* _Exercise aim_
Restate each line word for word. Leave out every picture.

[Stored entries]
+ + +

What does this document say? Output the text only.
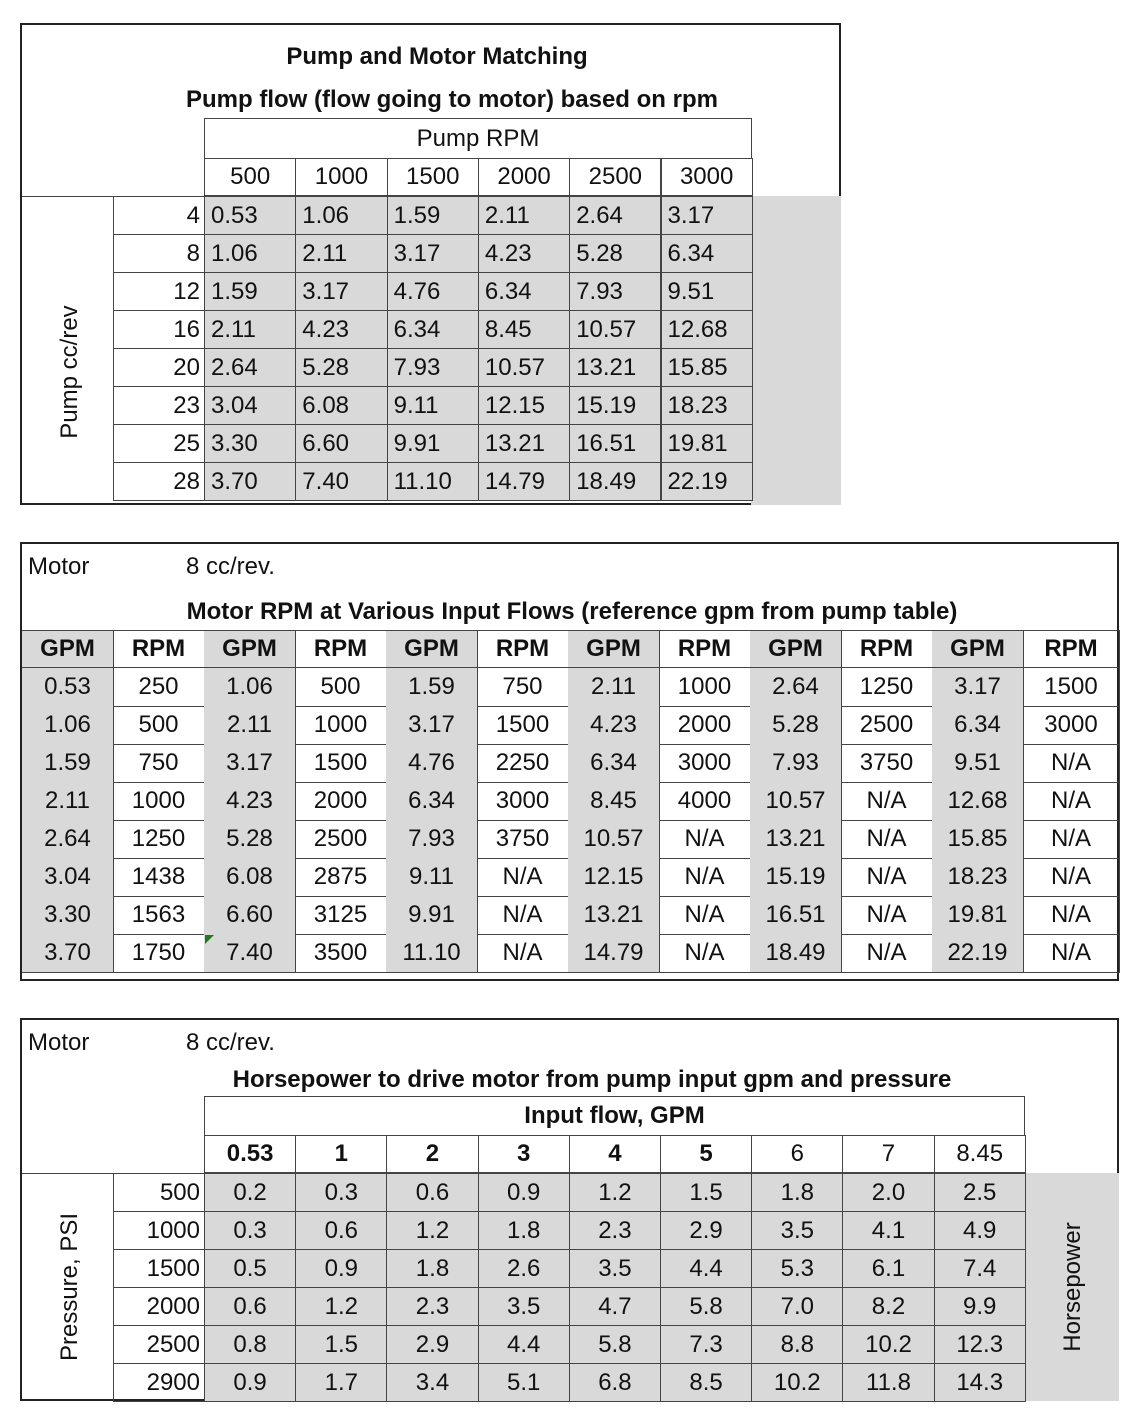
Pump and Motor Matching
Pump flow (flow going to motor) based on rpm
Pump RPM
Pump cc/rev
500	1000	1500	2000	2500	3000
4 0.53	1.06	1.59	2.11	2.64	3.17
8 1.06	2.11	3.17	4.23	5.28	6.34
12 1.59	3.17	4.76	6.34	7.93	9.51
16 2.11	4.23	6.34	8.45	10.57	12.68
20 2.64	5.28	7.93	10.57	13.21	15.85
23 3.04	6.08	9.11	12.15	15.19	18.23
25 3.30	6.60	9.91	13.21	16.51	19.81
28 3.70	7.40	11.10	14.79	18.49	22.19
Motor	8 cc/rev.
Motor RPM at Various Input Flows (reference gpm from pump table)
GPM	RPM	GPM	RPM	GPM	RPM	GPM	RPM	GPM	RPM	GPM	RPM
0.53	250	1.06	500	1.59	750	2.11	1000	2.64	1250	3.17	1500
1.06	500	2.11	1000	3.17	1500	4.23	2000	5.28	2500	6.34	3000
1.59	750	3.17	1500	4.76	2250	6.34	3000	7.93	3750	9.51	N/A
2.11	1000	4.23	2000	6.34	3000	8.45	4000	10.57	N/A	12.68	N/A
2.64	1250	5.28	2500	7.93	3750	10.57	N/A	13.21	N/A	15.85	N/A
3.04	1438	6.08	2875	9.11	N/A	12.15	N/A	15.19	N/A	18.23	N/A
3.30	1563	6.60	3125	9.91	N/A	13.21	N/A	16.51	N/A	19.81	N/A
3.70	1750	7.40	3500	11.10	N/A	14.79	N/A	18.49	N/A	22.19	N/A
Motor	8 cc/rev.
Horsepower to drive motor from pump input gpm and pressure
Input flow, GPM
Pressure, PSI	Horsepower
0.53	1	2	3	4	5	6	7	8.45
500	0.2	0.3	0.6	0.9	1.2	1.5	1.8	2.0	2.5
1000	0.3	0.6	1.2	1.8	2.3	2.9	3.5	4.1	4.9
1500	0.5	0.9	1.8	2.6	3.5	4.4	5.3	6.1	7.4
2000	0.6	1.2	2.3	3.5	4.7	5.8	7.0	8.2	9.9
2500	0.8	1.5	2.9	4.4	5.8	7.3	8.8	10.2	12.3
2900	0.9	1.7	3.4	5.1	6.8	8.5	10.2	11.8	14.3
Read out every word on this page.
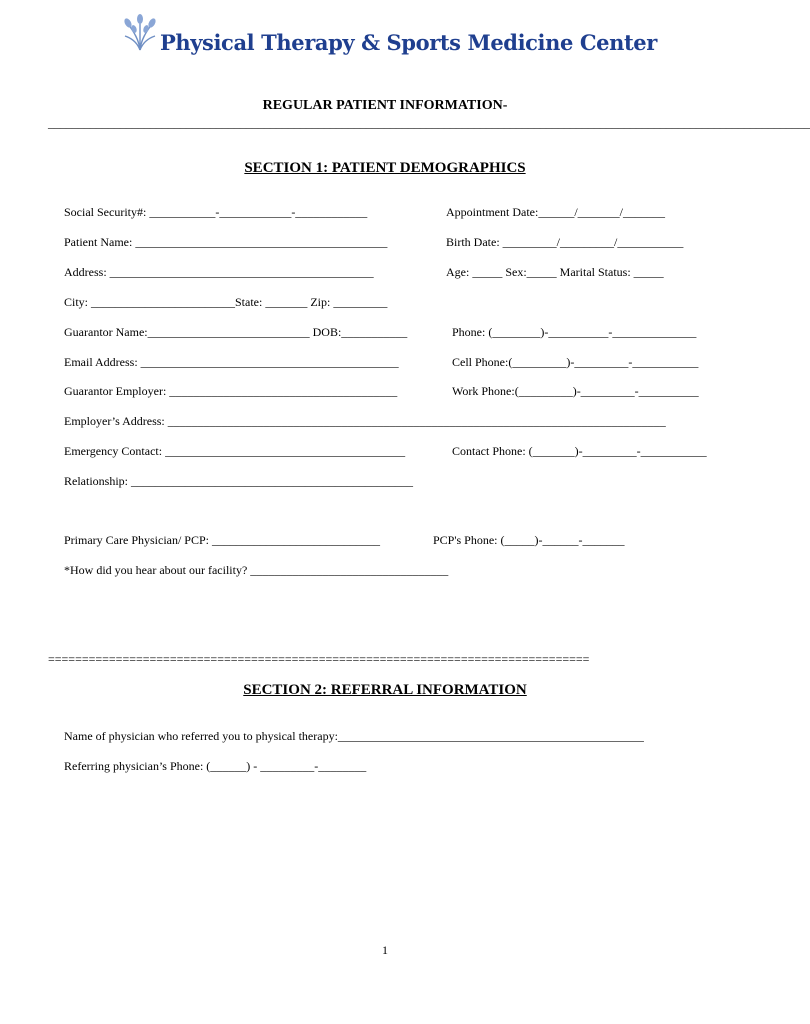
Physical Therapy & Sports Medicine Center
REGULAR PATIENT INFORMATION-
_______________________________________________________________________________________________________________________________
SECTION 1: PATIENT DEMOGRAPHICS
Social Security#: ___________-____________-____________	Appointment Date:______/_______/_______
Patient Name: __________________________________________	Birth Date: _________/_________/___________
Address: ____________________________________________	Age: _____ Sex:_____ Marital Status: _____
City: ________________________State: _______ Zip: _________
Guarantor Name:___________________________ DOB:___________	Phone: (________)-__________-______________
Email Address: ___________________________________________	Cell Phone:(_________)-_________-___________
Guarantor Employer: ______________________________________	Work Phone:(_________)-_________-__________
Employer’s Address: ___________________________________________________________________________________
Emergency Contact: ________________________________________	Contact Phone: (_______)-_________-___________
Relationship: _______________________________________________
Primary Care Physician/ PCP: ____________________________	PCP's Phone: (_____)-______-_______
*How did you hear about our facility? _________________________________
================================================================================
SECTION 2: REFERRAL INFORMATION
Name of physician who referred you to physical therapy:___________________________________________________
Referring physician’s Phone: (______) - _________-________
1
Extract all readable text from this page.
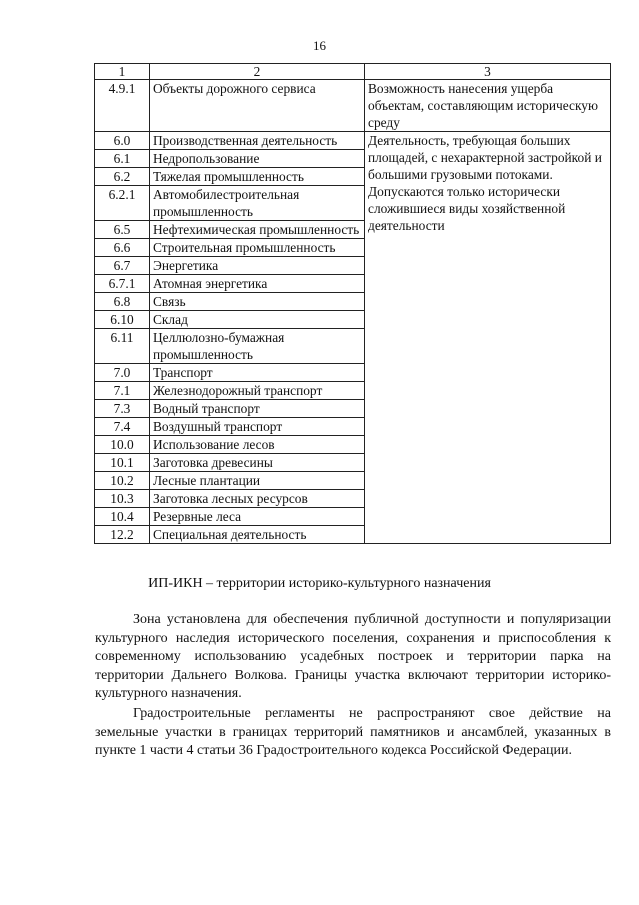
16
1	2	3
4.9.1	Объекты дорожного сервиса	Возможность нанесения ущерба объектам, составляющим историческую среду
6.0	Производственная деятельность	Деятельность, требующая больших площадей, с нехарактерной застройкой и большими грузовыми потоками. Допускаются только исторически сложившиеся виды хозяйственной деятельности
6.1	Недропользование	
6.2	Тяжелая промышленность	
6.2.1	Автомобилестроительная промышленность	
6.5	Нефтехимическая промышленность	
6.6	Строительная промышленность	
6.7	Энергетика	
6.7.1	Атомная энергетика	
6.8	Связь	
6.10	Склад	
6.11	Целлюлозно-бумажная промышленность	
7.0	Транспорт	
7.1	Железнодорожный транспорт	
7.3	Водный транспорт	
7.4	Воздушный транспорт	
10.0	Использование лесов	
10.1	Заготовка древесины	
10.2	Лесные плантации	
10.3	Заготовка лесных ресурсов	
10.4	Резервные леса	
12.2	Специальная деятельность	
ИП-ИКН – территории историко-культурного назначения

Зона установлена для обеспечения публичной доступности и популяризации культурного наследия исторического поселения, сохранения и приспособления к современному использованию усадебных построек и территории парка на территории Дальнего Волкова. Границы участка включают территории историко-культурного назначения.

Градостроительные регламенты не распространяют свое действие на земельные участки в границах территорий памятников и ансамблей, указанных в пункте 1 части 4 статьи 36 Градостроительного кодекса Российской Федерации.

+ + +

* _Complete output_
What does this document say? Output the text only.
Pump and Motor Matching
Pump flow (flow going to motor) based on rpm
Pump RPM
Pump cc/rev
500	1000	1500	2000	2500	3000
4 0.53	1.06	1.59	2.11	2.64	3.17
8 1.06	2.11	3.17	4.23	5.28	6.34
12 1.59	3.17	4.76	6.34	7.93	9.51
16 2.11	4.23	6.34	8.45	10.57	12.68
20 2.64	5.28	7.93	10.57	13.21	15.85
23 3.04	6.08	9.11	12.15	15.19	18.23
25 3.30	6.60	9.91	13.21	16.51	19.81
28 3.70	7.40	11.10	14.79	18.49	22.19
Motor	8 cc/rev.
Motor RPM at Various Input Flows (reference gpm from pump table)
GPM	RPM	GPM	RPM	GPM	RPM	GPM	RPM	GPM	RPM	GPM	RPM
0.53	250	1.06	500	1.59	750	2.11	1000	2.64	1250	3.17	1500
1.06	500	2.11	1000	3.17	1500	4.23	2000	5.28	2500	6.34	3000
1.59	750	3.17	1500	4.76	2250	6.34	3000	7.93	3750	9.51	N/A
2.11	1000	4.23	2000	6.34	3000	8.45	4000	10.57	N/A	12.68	N/A
2.64	1250	5.28	2500	7.93	3750	10.57	N/A	13.21	N/A	15.85	N/A
3.04	1438	6.08	2875	9.11	N/A	12.15	N/A	15.19	N/A	18.23	N/A
3.30	1563	6.60	3125	9.91	N/A	13.21	N/A	16.51	N/A	19.81	N/A
3.70	1750	7.40	3500	11.10	N/A	14.79	N/A	18.49	N/A	22.19	N/A
Motor	8 cc/rev.
Horsepower to drive motor from pump input gpm and pressure
Input flow, GPM
Pressure, PSI	Horsepower
0.53	1	2	3	4	5	6	7	8.45
500	0.2	0.3	0.6	0.9	1.2	1.5	1.8	2.0	2.5
1000	0.3	0.6	1.2	1.8	2.3	2.9	3.5	4.1	4.9
1500	0.5	0.9	1.8	2.6	3.5	4.4	5.3	6.1	7.4
2000	0.6	1.2	2.3	3.5	4.7	5.8	7.0	8.2	9.9
2500	0.8	1.5	2.9	4.4	5.8	7.3	8.8	10.2	12.3
2900	0.9	1.7	3.4	5.1	6.8	8.5	10.2	11.8	14.3
Read out every word on this page.
Physical Therapy & Sports Medicine Center
REGULAR PATIENT INFORMATION-
_______________________________________________________________________________________________________________________________
SECTION 1: PATIENT DEMOGRAPHICS
Social Security#: ___________-____________-____________	Appointment Date:______/_______/_______
Patient Name: __________________________________________	Birth Date: _________/_________/___________
Address: ____________________________________________	Age: _____ Sex:_____ Marital Status: _____
City: ________________________State: _______ Zip: _________
Guarantor Name:___________________________ DOB:___________	Phone: (________)-__________-______________
Email Address: ___________________________________________	Cell Phone:(_________)-_________-___________
Guarantor Employer: ______________________________________	Work Phone:(_________)-_________-__________
Employer’s Address: ___________________________________________________________________________________
Emergency Contact: ________________________________________	Contact Phone: (_______)-_________-___________
Relationship: _______________________________________________
Primary Care Physician/ PCP: ____________________________	PCP's Phone: (_____)-______-_______
*How did you hear about our facility? _________________________________
================================================================================
SECTION 2: REFERRAL INFORMATION
Name of physician who referred you to physical therapy:___________________________________________________
Referring physician’s Phone: (______) - _________-________
1
Extract all readable text from this page.
16
1	2	3
4.9.1	Объекты дорожного сервиса	Возможность нанесения ущерба объектам, составляющим историческую среду
6.0	Производственная деятельность	Деятельность, требующая больших площадей, с нехарактерной застройкой и большими грузовыми потоками. Допускаются только исторически сложившиеся виды хозяйственной деятельности
6.1	Недропользование	
6.2	Тяжелая промышленность	
6.2.1	Автомобилестроительная промышленность	
6.5	Нефтехимическая промышленность	
6.6	Строительная промышленность	
6.7	Энергетика	
6.7.1	Атомная энергетика	
6.8	Связь	
6.10	Склад	
6.11	Целлюлозно-бумажная промышленность	
7.0	Транспорт	
7.1	Железнодорожный транспорт	
7.3	Водный транспорт	
7.4	Воздушный транспорт	
10.0	Использование лесов	
10.1	Заготовка древесины	
10.2	Лесные плантации	
10.3	Заготовка лесных ресурсов	
10.4	Резервные леса	
12.2	Специальная деятельность	
ИП-ИКН – территории историко-культурного назначения

Зона установлена для обеспечения публичной доступности и популяризации культурного наследия исторического поселения, сохранения и приспособления к современному использованию усадебных построек и территории парка на территории Дальнего Волкова. Границы участка включают территории историко-культурного назначения.

Градостроительные регламенты не распространяют свое действие на земельные участки в границах территорий памятников и ансамблей, указанных в пункте 1 части 4 статьи 36 Градостроительного кодекса Российской Федерации.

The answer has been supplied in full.